• _DESCRIPTION OF THE TASK_
Copy out all lines that carry the word "rozvinutí".

• _RECORD SET_
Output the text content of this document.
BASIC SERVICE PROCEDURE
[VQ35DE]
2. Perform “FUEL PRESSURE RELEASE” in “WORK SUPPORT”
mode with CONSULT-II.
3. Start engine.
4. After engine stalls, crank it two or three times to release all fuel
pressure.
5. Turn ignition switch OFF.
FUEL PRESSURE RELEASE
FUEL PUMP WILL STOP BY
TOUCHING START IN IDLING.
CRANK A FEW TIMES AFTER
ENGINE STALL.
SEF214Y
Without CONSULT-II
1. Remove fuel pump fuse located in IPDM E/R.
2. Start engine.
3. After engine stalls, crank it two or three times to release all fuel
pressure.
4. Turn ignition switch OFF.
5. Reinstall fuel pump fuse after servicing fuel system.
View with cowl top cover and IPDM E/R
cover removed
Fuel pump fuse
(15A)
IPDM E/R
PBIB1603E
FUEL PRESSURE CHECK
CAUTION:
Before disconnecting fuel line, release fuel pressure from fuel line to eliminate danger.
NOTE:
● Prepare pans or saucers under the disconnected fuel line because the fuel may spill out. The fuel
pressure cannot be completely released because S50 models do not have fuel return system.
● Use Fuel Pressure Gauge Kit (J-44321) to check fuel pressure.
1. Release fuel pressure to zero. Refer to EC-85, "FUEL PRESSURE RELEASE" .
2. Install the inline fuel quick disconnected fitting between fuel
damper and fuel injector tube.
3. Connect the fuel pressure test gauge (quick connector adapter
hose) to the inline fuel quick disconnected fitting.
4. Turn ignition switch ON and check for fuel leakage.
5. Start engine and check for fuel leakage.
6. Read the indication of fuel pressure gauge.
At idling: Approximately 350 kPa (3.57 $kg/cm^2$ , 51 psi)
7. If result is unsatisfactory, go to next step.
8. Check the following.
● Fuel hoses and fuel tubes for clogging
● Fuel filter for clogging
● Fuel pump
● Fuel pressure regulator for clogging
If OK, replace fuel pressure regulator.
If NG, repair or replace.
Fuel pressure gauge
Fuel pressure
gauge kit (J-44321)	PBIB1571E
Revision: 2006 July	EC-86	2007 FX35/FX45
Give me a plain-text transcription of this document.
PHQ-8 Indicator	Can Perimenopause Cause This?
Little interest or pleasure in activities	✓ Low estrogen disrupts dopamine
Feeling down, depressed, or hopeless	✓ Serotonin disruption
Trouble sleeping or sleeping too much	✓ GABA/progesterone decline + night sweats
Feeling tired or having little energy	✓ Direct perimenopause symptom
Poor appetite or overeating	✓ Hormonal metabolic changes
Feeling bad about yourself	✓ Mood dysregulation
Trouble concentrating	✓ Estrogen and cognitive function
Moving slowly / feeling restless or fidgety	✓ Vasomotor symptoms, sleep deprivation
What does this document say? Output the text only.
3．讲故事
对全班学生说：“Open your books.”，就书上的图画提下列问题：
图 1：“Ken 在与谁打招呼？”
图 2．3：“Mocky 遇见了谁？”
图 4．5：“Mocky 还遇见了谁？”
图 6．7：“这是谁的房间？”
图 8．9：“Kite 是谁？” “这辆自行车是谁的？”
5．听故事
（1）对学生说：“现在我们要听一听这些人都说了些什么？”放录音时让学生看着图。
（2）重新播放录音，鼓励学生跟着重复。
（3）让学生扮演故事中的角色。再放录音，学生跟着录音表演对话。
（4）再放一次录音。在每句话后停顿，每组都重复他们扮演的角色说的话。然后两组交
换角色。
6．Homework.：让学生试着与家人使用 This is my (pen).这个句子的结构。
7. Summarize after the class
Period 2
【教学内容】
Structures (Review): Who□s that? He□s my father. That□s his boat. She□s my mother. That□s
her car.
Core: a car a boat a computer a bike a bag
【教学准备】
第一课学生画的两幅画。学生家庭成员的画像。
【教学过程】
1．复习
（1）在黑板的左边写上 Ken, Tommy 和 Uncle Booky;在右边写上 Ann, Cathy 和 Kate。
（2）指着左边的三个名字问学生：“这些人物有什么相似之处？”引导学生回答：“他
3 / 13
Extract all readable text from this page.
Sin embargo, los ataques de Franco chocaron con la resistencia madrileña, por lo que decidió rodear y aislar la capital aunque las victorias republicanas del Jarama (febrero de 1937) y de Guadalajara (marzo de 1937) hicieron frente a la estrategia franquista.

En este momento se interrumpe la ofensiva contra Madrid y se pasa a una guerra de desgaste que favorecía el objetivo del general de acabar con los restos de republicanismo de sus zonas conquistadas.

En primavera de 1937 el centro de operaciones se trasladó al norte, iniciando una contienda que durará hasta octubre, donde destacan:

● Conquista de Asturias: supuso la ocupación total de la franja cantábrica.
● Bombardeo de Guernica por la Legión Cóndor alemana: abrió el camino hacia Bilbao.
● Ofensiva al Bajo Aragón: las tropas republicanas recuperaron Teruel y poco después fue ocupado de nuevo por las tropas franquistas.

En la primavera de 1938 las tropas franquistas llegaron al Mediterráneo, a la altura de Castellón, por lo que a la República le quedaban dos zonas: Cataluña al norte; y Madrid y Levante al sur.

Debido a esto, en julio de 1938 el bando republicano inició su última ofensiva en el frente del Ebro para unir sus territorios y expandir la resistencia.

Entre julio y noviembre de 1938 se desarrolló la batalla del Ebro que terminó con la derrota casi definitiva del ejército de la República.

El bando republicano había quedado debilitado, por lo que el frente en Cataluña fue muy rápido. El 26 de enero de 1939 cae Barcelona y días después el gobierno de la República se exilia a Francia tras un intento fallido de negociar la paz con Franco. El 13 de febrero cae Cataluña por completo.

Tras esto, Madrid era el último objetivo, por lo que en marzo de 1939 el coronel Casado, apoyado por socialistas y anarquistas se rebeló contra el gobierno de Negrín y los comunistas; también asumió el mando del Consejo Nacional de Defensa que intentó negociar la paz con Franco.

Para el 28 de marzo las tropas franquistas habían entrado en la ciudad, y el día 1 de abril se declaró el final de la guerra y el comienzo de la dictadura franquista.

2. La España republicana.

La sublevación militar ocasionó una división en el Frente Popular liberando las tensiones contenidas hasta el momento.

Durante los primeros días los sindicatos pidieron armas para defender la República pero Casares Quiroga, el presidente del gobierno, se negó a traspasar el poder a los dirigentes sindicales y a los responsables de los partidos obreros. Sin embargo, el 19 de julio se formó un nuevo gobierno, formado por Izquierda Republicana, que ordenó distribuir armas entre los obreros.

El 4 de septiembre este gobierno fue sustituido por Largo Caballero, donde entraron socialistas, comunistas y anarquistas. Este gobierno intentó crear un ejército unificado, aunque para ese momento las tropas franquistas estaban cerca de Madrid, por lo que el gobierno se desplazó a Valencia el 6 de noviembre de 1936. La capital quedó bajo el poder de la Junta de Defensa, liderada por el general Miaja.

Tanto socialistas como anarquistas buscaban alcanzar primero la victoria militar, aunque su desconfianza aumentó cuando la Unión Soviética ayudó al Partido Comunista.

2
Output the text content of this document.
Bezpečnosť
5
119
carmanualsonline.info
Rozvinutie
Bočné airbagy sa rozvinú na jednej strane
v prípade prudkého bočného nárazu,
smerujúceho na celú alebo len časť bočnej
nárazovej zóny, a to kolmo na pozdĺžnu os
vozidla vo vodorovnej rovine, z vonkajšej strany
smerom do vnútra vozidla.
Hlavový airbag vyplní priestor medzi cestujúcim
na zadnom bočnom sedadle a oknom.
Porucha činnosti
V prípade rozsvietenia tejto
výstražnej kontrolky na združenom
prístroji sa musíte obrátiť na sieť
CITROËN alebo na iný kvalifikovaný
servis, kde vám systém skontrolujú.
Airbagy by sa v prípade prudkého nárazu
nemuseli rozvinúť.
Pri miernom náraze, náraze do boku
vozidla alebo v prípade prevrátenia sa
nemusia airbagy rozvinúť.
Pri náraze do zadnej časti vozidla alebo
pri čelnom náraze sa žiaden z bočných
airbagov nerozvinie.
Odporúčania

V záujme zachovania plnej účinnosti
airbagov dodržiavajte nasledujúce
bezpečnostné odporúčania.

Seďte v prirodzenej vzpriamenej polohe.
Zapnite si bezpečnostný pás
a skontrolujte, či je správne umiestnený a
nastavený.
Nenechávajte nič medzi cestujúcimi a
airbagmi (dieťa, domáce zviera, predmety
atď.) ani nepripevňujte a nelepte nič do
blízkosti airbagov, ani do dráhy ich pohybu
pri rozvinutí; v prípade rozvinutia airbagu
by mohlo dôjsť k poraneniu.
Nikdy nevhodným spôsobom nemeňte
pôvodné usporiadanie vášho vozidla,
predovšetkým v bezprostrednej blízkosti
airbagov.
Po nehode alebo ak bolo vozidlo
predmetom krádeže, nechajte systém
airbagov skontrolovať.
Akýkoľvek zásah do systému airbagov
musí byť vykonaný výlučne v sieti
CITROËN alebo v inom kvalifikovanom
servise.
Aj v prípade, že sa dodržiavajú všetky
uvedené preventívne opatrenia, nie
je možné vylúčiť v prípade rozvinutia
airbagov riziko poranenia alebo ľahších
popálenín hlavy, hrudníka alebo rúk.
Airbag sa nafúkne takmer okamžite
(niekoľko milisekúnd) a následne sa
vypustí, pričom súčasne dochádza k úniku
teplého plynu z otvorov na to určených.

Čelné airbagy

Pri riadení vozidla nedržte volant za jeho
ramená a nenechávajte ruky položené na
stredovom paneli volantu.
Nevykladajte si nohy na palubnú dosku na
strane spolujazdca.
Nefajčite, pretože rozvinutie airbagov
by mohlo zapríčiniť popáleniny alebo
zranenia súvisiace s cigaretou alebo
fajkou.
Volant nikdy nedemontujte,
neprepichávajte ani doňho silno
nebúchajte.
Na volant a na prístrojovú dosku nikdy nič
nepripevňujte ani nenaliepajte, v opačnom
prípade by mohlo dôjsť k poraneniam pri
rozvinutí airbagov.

• _ANSWER BELOW_
pri rozvinutí; v prípade rozvinutia airbagu
rozvinutí airbagov.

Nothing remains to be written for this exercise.